→ **Directive**
Copy the stretch of the records from the line containing "data-point — [886, 1688, 907, 1708]" through the line containing "data-point — [664, 1705, 684, 1725]", both included, reproducing each line without any change.

→ **Record extracts**

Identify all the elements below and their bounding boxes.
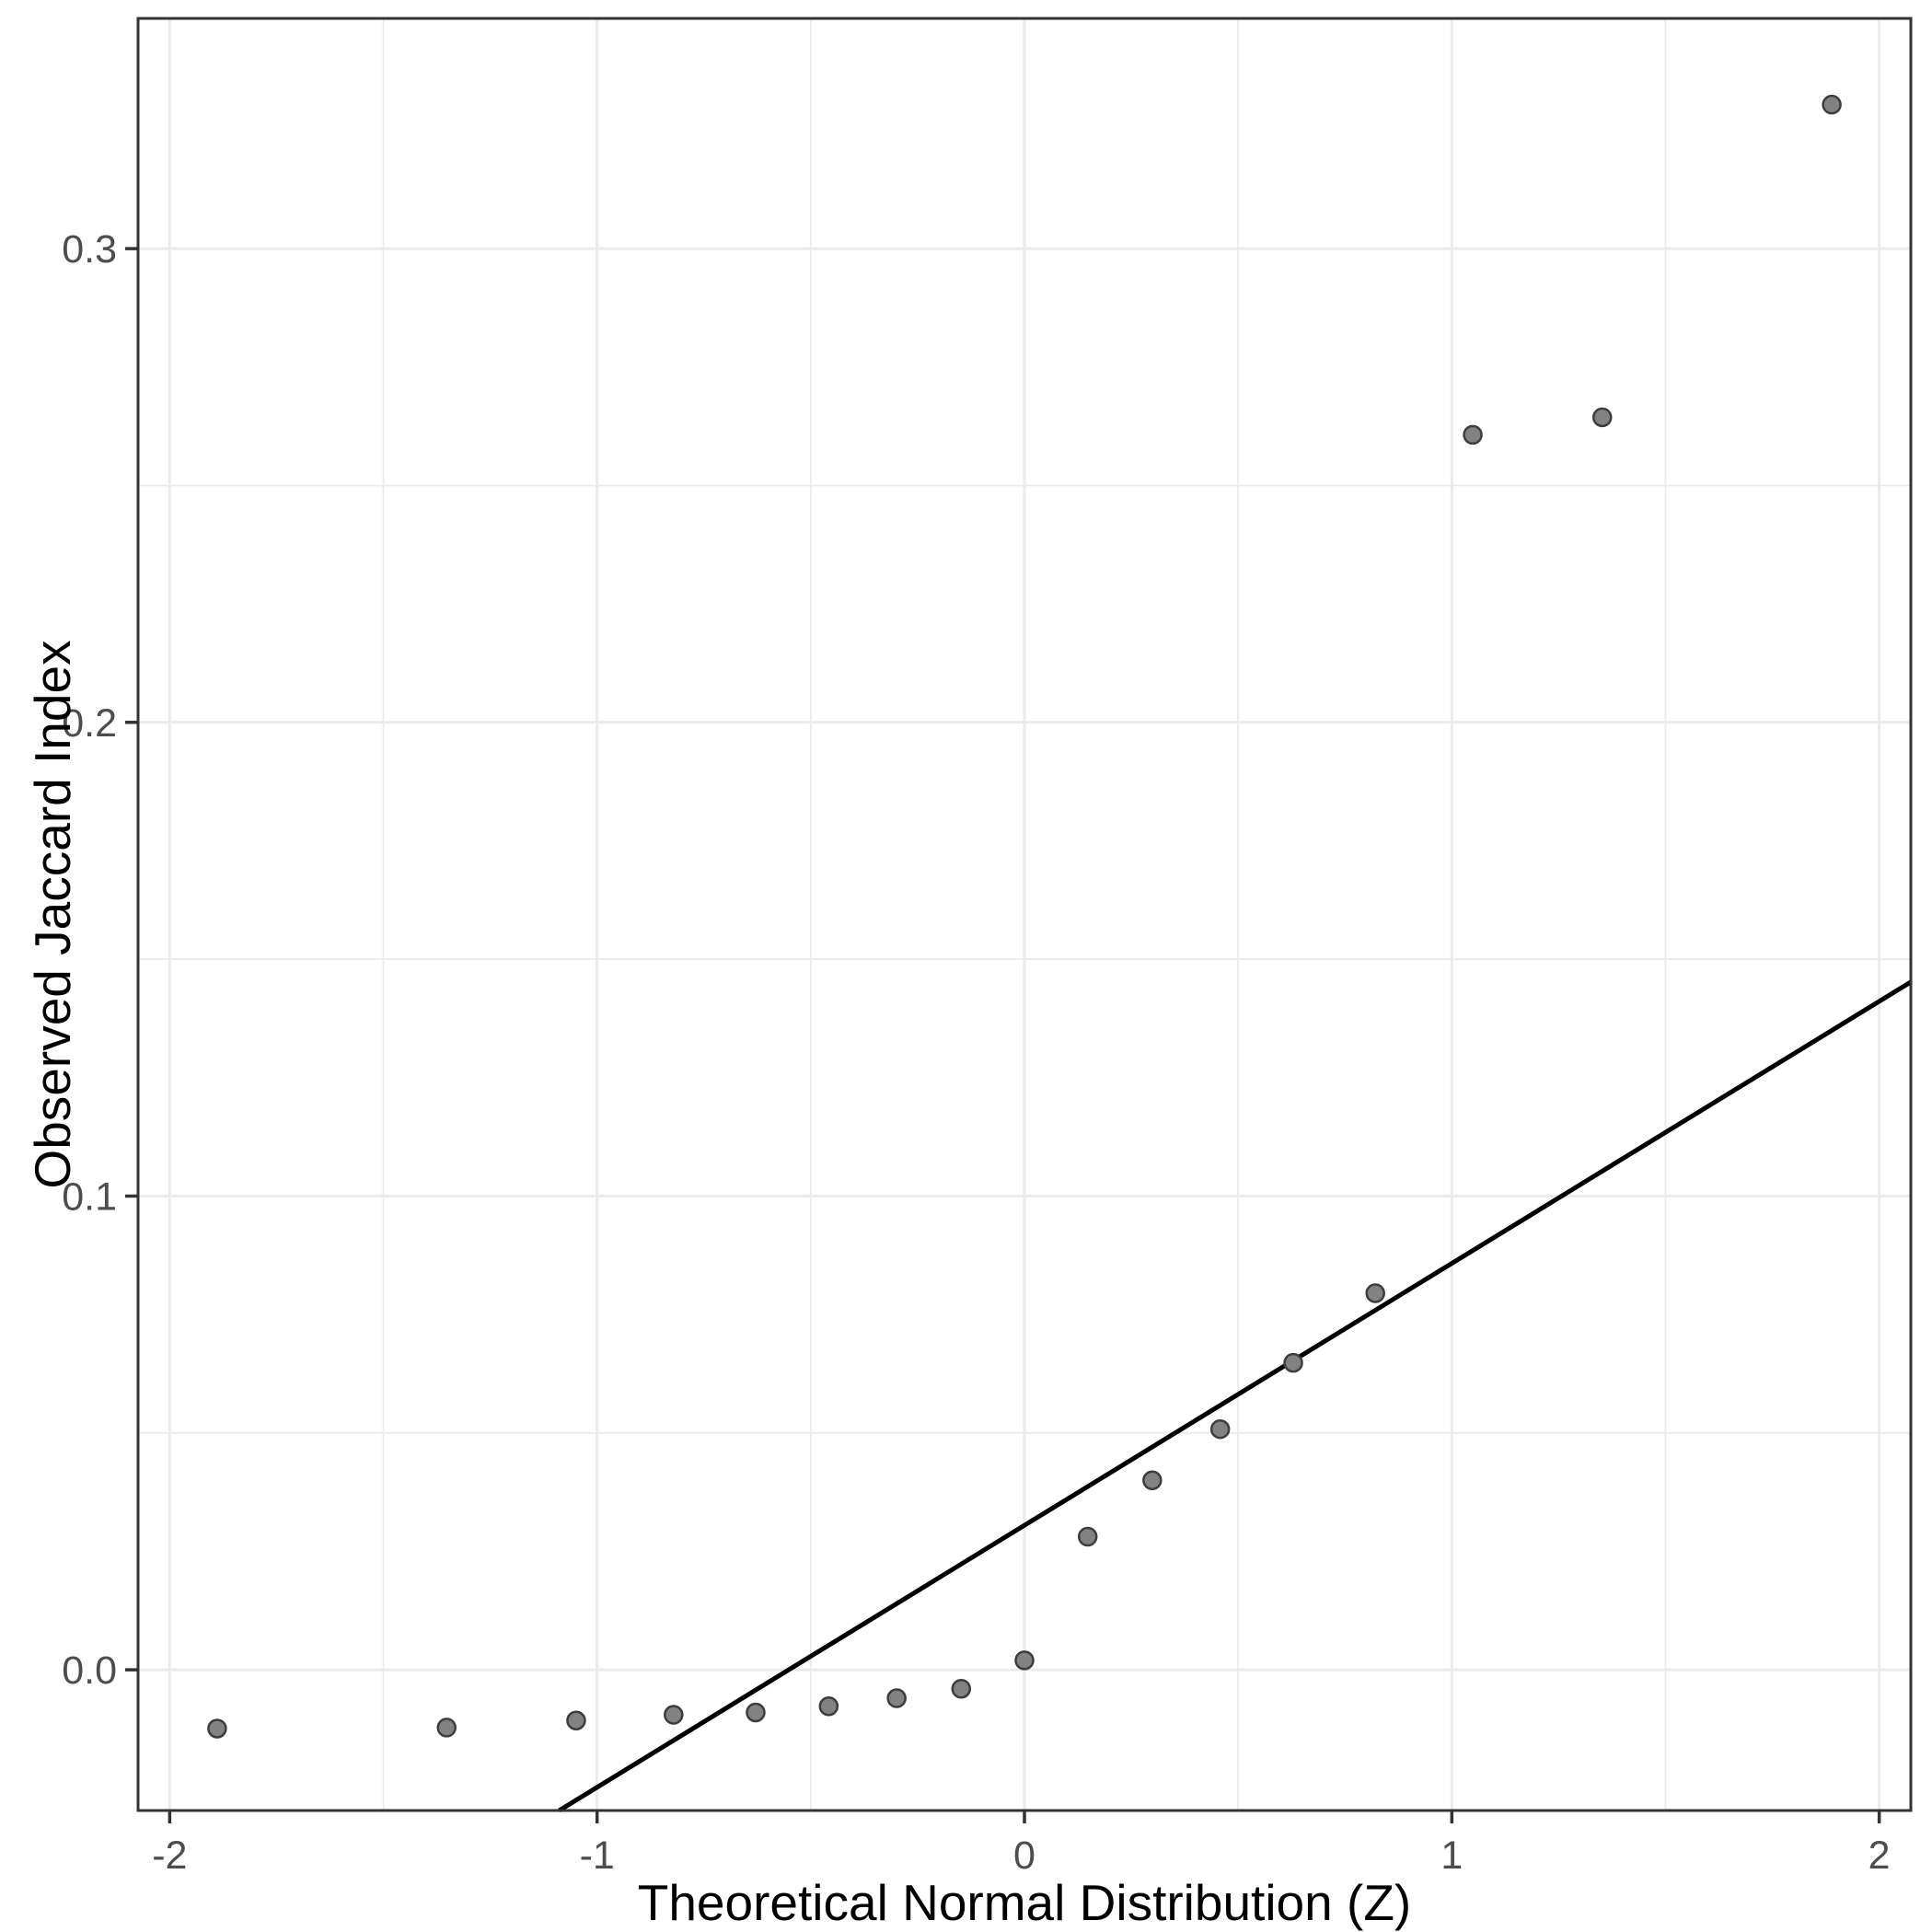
data-point — [886, 1688, 907, 1708]
y-tick-label: 0.2 — [62, 701, 117, 746]
data-point — [1592, 407, 1613, 428]
data-point — [1077, 1526, 1098, 1547]
x-tick-label: 1 — [1440, 1834, 1463, 1878]
axis-ticks — [125, 247, 1881, 1823]
x-axis-title: Theoretical Normal Distribution (Z) — [638, 1874, 1412, 1931]
data-point — [1365, 1283, 1385, 1303]
data-point — [746, 1702, 766, 1723]
data-point — [1209, 1418, 1231, 1440]
y-tick-label: 0.0 — [62, 1649, 117, 1693]
major-gridlines — [138, 18, 1911, 1811]
x-tick-label: 0 — [1013, 1834, 1035, 1878]
data-point — [1142, 1470, 1163, 1491]
data-point — [1822, 94, 1842, 115]
data-point — [951, 1678, 972, 1699]
data-point — [1463, 424, 1483, 445]
data-point — [1014, 1650, 1035, 1671]
y-tick-label: 0.1 — [62, 1174, 117, 1219]
data-point — [436, 1718, 457, 1738]
axis-tick-labels: -2 -1 0 1 2 0.0 0.1 0.2 0.3 — [62, 227, 1890, 1878]
x-tick-label: -2 — [152, 1834, 187, 1878]
data-layer — [207, 94, 1913, 1813]
y-tick-label: 0.3 — [62, 227, 117, 272]
data-point — [1283, 1352, 1303, 1373]
qq-reference-line — [558, 979, 1913, 1813]
y-axis-title: Observed Jaccard Index — [24, 640, 81, 1188]
data-point — [818, 1696, 839, 1717]
x-tick-label: 2 — [1868, 1834, 1891, 1878]
data-point — [566, 1710, 586, 1730]
data-point — [207, 1718, 227, 1739]
data-point — [664, 1705, 684, 1725]
x-tick-label: -1 — [580, 1834, 615, 1878]
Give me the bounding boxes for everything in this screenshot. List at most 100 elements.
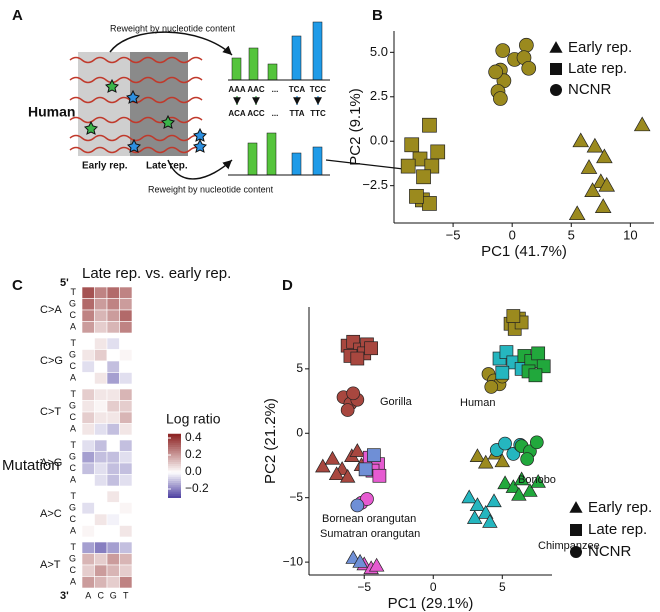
y-tick-label: −5 <box>289 490 303 504</box>
y-axis-label: Mutation <box>2 457 60 474</box>
heat-cell <box>94 576 108 589</box>
point <box>409 188 424 204</box>
group-label: Bonobo <box>518 474 556 486</box>
column-label: A <box>85 590 91 600</box>
y-tick-label: −10 <box>283 554 304 568</box>
heat-cell <box>106 576 120 589</box>
early-region <box>78 52 130 156</box>
heat-cell <box>81 360 95 373</box>
heat-cell <box>94 553 108 566</box>
x-tick-label: 5 <box>499 580 506 594</box>
point <box>586 137 604 153</box>
point <box>400 158 416 174</box>
heat-cell <box>94 439 108 452</box>
heat-cell <box>81 513 95 526</box>
point <box>339 468 356 483</box>
point <box>367 448 381 463</box>
point <box>461 489 477 504</box>
group-label: Human <box>460 397 495 409</box>
heat-cell <box>94 462 108 475</box>
colorbar-step <box>168 444 181 447</box>
heat-cell <box>81 411 95 424</box>
colorbar-step <box>168 491 181 494</box>
species-label: Human <box>28 104 75 120</box>
heat-cell <box>94 309 108 322</box>
heat-cell <box>81 525 95 538</box>
context-label: T <box>71 287 77 297</box>
heat-cell <box>119 513 133 526</box>
context-label: T <box>71 338 77 348</box>
context-label: G <box>69 299 76 309</box>
colorbar-step <box>168 435 181 439</box>
heat-cell <box>94 337 108 350</box>
point <box>430 144 446 160</box>
diagram: Human Early rep. Late rep. Reweight by n… <box>28 21 413 194</box>
point <box>511 486 527 501</box>
heat-cell <box>119 553 133 566</box>
context-label: G <box>69 554 76 564</box>
column-label: G <box>110 590 117 600</box>
heat-cell <box>94 451 108 464</box>
point <box>364 341 378 356</box>
y-tick-label: 0 <box>296 425 303 439</box>
point <box>469 497 486 511</box>
heat-cell <box>106 451 120 464</box>
heat-cell <box>81 321 95 334</box>
heat-cell <box>119 474 133 487</box>
point <box>368 557 385 572</box>
context: ACC <box>247 109 265 118</box>
colorbar-tick-label: 0.4 <box>185 430 202 444</box>
point <box>495 365 510 380</box>
panel-label: A <box>12 7 23 24</box>
heat-cell <box>94 490 108 503</box>
heat-cell <box>106 462 120 475</box>
point <box>596 148 613 164</box>
arrow <box>109 31 233 56</box>
colorbar-step <box>168 469 181 473</box>
legend-symbol <box>570 546 582 558</box>
heat-cell <box>119 298 133 311</box>
colorbar-step <box>168 482 181 486</box>
heat-cell <box>119 349 133 362</box>
heat-cell <box>106 423 120 436</box>
heat-cell <box>94 298 108 311</box>
context-label: T <box>71 491 77 501</box>
colorbar-title: Log ratio <box>166 411 221 427</box>
point <box>315 458 331 473</box>
heat-cell <box>119 502 133 515</box>
heat-cell <box>119 337 133 350</box>
context-label: C <box>70 412 77 422</box>
point <box>350 351 365 366</box>
heat-cell <box>119 309 133 322</box>
point <box>531 346 546 361</box>
legend-label: Late rep. <box>588 521 647 538</box>
legend-symbol <box>569 501 583 513</box>
point <box>520 452 534 466</box>
reweight-text: Reweight by nucleotide content <box>110 23 236 33</box>
bars-top <box>231 21 323 81</box>
heat-cell <box>106 525 120 538</box>
heat-cell <box>119 576 133 589</box>
row-label: A>T <box>40 559 61 571</box>
heat-cell <box>81 502 95 515</box>
point <box>482 513 498 528</box>
colorbar-step <box>168 448 181 452</box>
column-label: T <box>123 590 129 600</box>
heat-cell <box>106 298 120 311</box>
column-label: C <box>98 590 105 600</box>
heat-cell <box>106 337 120 350</box>
colorbar-step <box>168 459 181 462</box>
heat-cell <box>94 502 108 515</box>
heat-cell <box>119 451 133 464</box>
heat-cell <box>119 360 133 373</box>
x-tick-label: 10 <box>623 227 637 242</box>
heat-cell <box>94 286 108 299</box>
heat-cell <box>106 400 120 413</box>
heat-cell <box>81 474 95 487</box>
x-axis-label: PC1 (29.1%) <box>388 595 474 612</box>
colorbar-tick-label: 0.0 <box>185 464 202 478</box>
heat-cell <box>94 564 108 577</box>
heat-cell <box>119 541 133 554</box>
heat-cell <box>119 490 133 503</box>
heat-cell <box>94 400 108 413</box>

→ **Finished task**
data-point — [886, 1688, 907, 1708]
y-tick-label: 0.2 — [62, 701, 117, 746]
data-point — [1592, 407, 1613, 428]
data-point — [1077, 1526, 1098, 1547]
x-tick-label: 1 — [1440, 1834, 1463, 1878]
axis-ticks — [125, 247, 1881, 1823]
x-axis-title: Theoretical Normal Distribution (Z) — [638, 1874, 1412, 1931]
data-point — [1365, 1283, 1385, 1303]
data-point — [746, 1702, 766, 1723]
data-point — [1209, 1418, 1231, 1440]
y-tick-label: 0.0 — [62, 1649, 117, 1693]
major-gridlines — [138, 18, 1911, 1811]
x-tick-label: 0 — [1013, 1834, 1035, 1878]
data-point — [1142, 1470, 1163, 1491]
data-point — [1822, 94, 1842, 115]
data-point — [951, 1678, 972, 1699]
data-point — [1463, 424, 1483, 445]
data-point — [1014, 1650, 1035, 1671]
y-tick-label: 0.1 — [62, 1174, 117, 1219]
data-point — [436, 1718, 457, 1738]
axis-tick-labels: -2 -1 0 1 2 0.0 0.1 0.2 0.3 — [62, 227, 1890, 1878]
x-tick-label: -2 — [152, 1834, 187, 1878]
data-layer — [207, 94, 1913, 1813]
y-tick-label: 0.3 — [62, 227, 117, 272]
data-point — [1283, 1352, 1303, 1373]
qq-reference-line — [558, 979, 1913, 1813]
y-axis-title: Observed Jaccard Index — [24, 640, 81, 1188]
data-point — [818, 1696, 839, 1717]
x-tick-label: 2 — [1868, 1834, 1891, 1878]
data-point — [566, 1710, 586, 1730]
data-point — [207, 1718, 227, 1739]
data-point — [664, 1705, 684, 1725]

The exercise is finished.